(Spatial layout data)
——————————

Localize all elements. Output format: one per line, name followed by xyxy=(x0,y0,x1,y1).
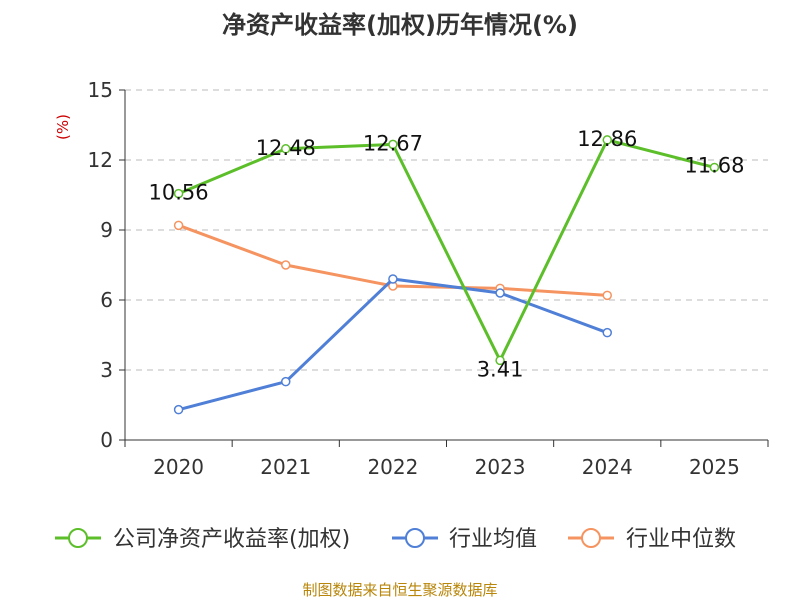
data-label: 12.86 xyxy=(577,127,637,151)
data-point xyxy=(495,288,505,298)
data-label: 11.68 xyxy=(684,153,744,177)
legend-label: 行业中位数 xyxy=(626,527,736,552)
data-point xyxy=(709,162,720,173)
legend-marker xyxy=(405,528,425,548)
x-tick-label: 2022 xyxy=(367,455,418,479)
data-point xyxy=(173,404,184,415)
data-point xyxy=(602,327,612,338)
legend-label: 公司净资产收益率(加权) xyxy=(113,527,350,552)
y-tick-label: 3 xyxy=(100,358,113,382)
x-tick-label: 2024 xyxy=(582,455,633,479)
data-label: 10.56 xyxy=(149,181,209,205)
legend-marker xyxy=(68,528,88,548)
y-axis-unit: (%) xyxy=(54,114,72,140)
data-point xyxy=(173,220,184,231)
x-tick-label: 2020 xyxy=(153,455,204,479)
series-layer xyxy=(173,135,720,415)
data-label: 12.67 xyxy=(363,131,423,155)
data-point xyxy=(388,274,398,284)
y-tick-label: 6 xyxy=(100,288,113,312)
data-label: 12.48 xyxy=(256,136,316,160)
data-point xyxy=(281,144,291,154)
x-tick-label: 2023 xyxy=(475,455,526,479)
data-point xyxy=(281,376,291,387)
data-point xyxy=(495,355,505,366)
series-line xyxy=(178,277,608,412)
data-point xyxy=(281,260,291,270)
y-tick-label: 12 xyxy=(88,148,113,172)
data-point xyxy=(602,290,612,301)
axes: 0 3 6 9 12 15 2020 2021 2022 2023 2024 2025 xyxy=(88,78,769,479)
chart-title: 净资产收益率(加权)历年情况(%) xyxy=(222,11,578,39)
legend-label: 行业均值 xyxy=(449,527,537,552)
x-tick-label: 2025 xyxy=(689,455,740,479)
data-label: 3.41 xyxy=(477,357,524,381)
legend: 公司净资产收益率(加权) 行业均值 行业中位数 xyxy=(55,527,736,552)
data-labels: 10.56 12.48 12.67 3.41 12.86 11.68 xyxy=(149,127,745,381)
data-point xyxy=(602,135,612,145)
source-note: 制图数据来自恒生聚源数据库 xyxy=(302,581,497,599)
x-tick-label: 2021 xyxy=(260,455,311,479)
data-point xyxy=(173,188,184,199)
y-tick-label: 9 xyxy=(100,218,113,242)
y-tick-label: 0 xyxy=(100,428,113,452)
data-point xyxy=(388,139,398,150)
grid-lines xyxy=(125,89,768,371)
legend-marker xyxy=(581,528,601,548)
y-tick-label: 15 xyxy=(88,78,113,102)
series-line xyxy=(178,138,715,362)
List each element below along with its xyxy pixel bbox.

——————————

== Task to complete ==
Copy the listing above word for word, every line of it, but leave out the picture.

== Task output ==
Localize all elements. Output format: one per line, name followed by xyxy=(x0,y0,x1,y1).
data-label: 12.86 xyxy=(577,127,637,151)
data-point xyxy=(495,288,505,298)
data-label: 11.68 xyxy=(684,153,744,177)
legend-label: 行业中位数 xyxy=(626,527,736,552)
data-point xyxy=(709,162,720,173)
legend-marker xyxy=(405,528,425,548)
x-tick-label: 2022 xyxy=(367,455,418,479)
data-point xyxy=(173,404,184,415)
data-point xyxy=(602,327,612,338)
legend-label: 公司净资产收益率(加权) xyxy=(113,527,350,552)
y-tick-label: 3 xyxy=(100,358,113,382)
x-tick-label: 2024 xyxy=(582,455,633,479)
data-label: 10.56 xyxy=(149,181,209,205)
legend-marker xyxy=(68,528,88,548)
y-axis-unit: (%) xyxy=(54,114,72,140)
data-point xyxy=(173,220,184,231)
x-tick-label: 2020 xyxy=(153,455,204,479)
series-layer xyxy=(173,135,720,415)
data-label: 12.67 xyxy=(363,131,423,155)
data-point xyxy=(388,274,398,284)
y-tick-label: 6 xyxy=(100,288,113,312)
data-label: 12.48 xyxy=(256,136,316,160)
data-point xyxy=(281,144,291,154)
x-tick-label: 2023 xyxy=(475,455,526,479)
data-point xyxy=(281,376,291,387)
data-point xyxy=(495,355,505,366)
series-line xyxy=(178,277,608,412)
data-point xyxy=(281,260,291,270)
y-tick-label: 12 xyxy=(88,148,113,172)
data-point xyxy=(602,290,612,301)
axes: 0 3 6 9 12 15 2020 2021 2022 2023 2024 2025 xyxy=(88,78,769,479)
chart-title: 净资产收益率(加权)历年情况(%) xyxy=(222,11,578,39)
legend-label: 行业均值 xyxy=(449,527,537,552)
x-tick-label: 2025 xyxy=(689,455,740,479)
data-label: 3.41 xyxy=(477,357,524,381)
legend: 公司净资产收益率(加权) 行业均值 行业中位数 xyxy=(55,527,736,552)
data-labels: 10.56 12.48 12.67 3.41 12.86 11.68 xyxy=(149,127,745,381)
data-point xyxy=(602,135,612,145)
source-note: 制图数据来自恒生聚源数据库 xyxy=(302,581,497,599)
x-tick-label: 2021 xyxy=(260,455,311,479)
data-point xyxy=(173,188,184,199)
y-tick-label: 9 xyxy=(100,218,113,242)
y-tick-label: 0 xyxy=(100,428,113,452)
data-point xyxy=(388,139,398,150)
grid-lines xyxy=(125,89,768,371)
legend-marker xyxy=(581,528,601,548)
y-tick-label: 15 xyxy=(88,78,113,102)
series-line xyxy=(178,138,715,362)
List each element below along with its xyxy pixel bbox.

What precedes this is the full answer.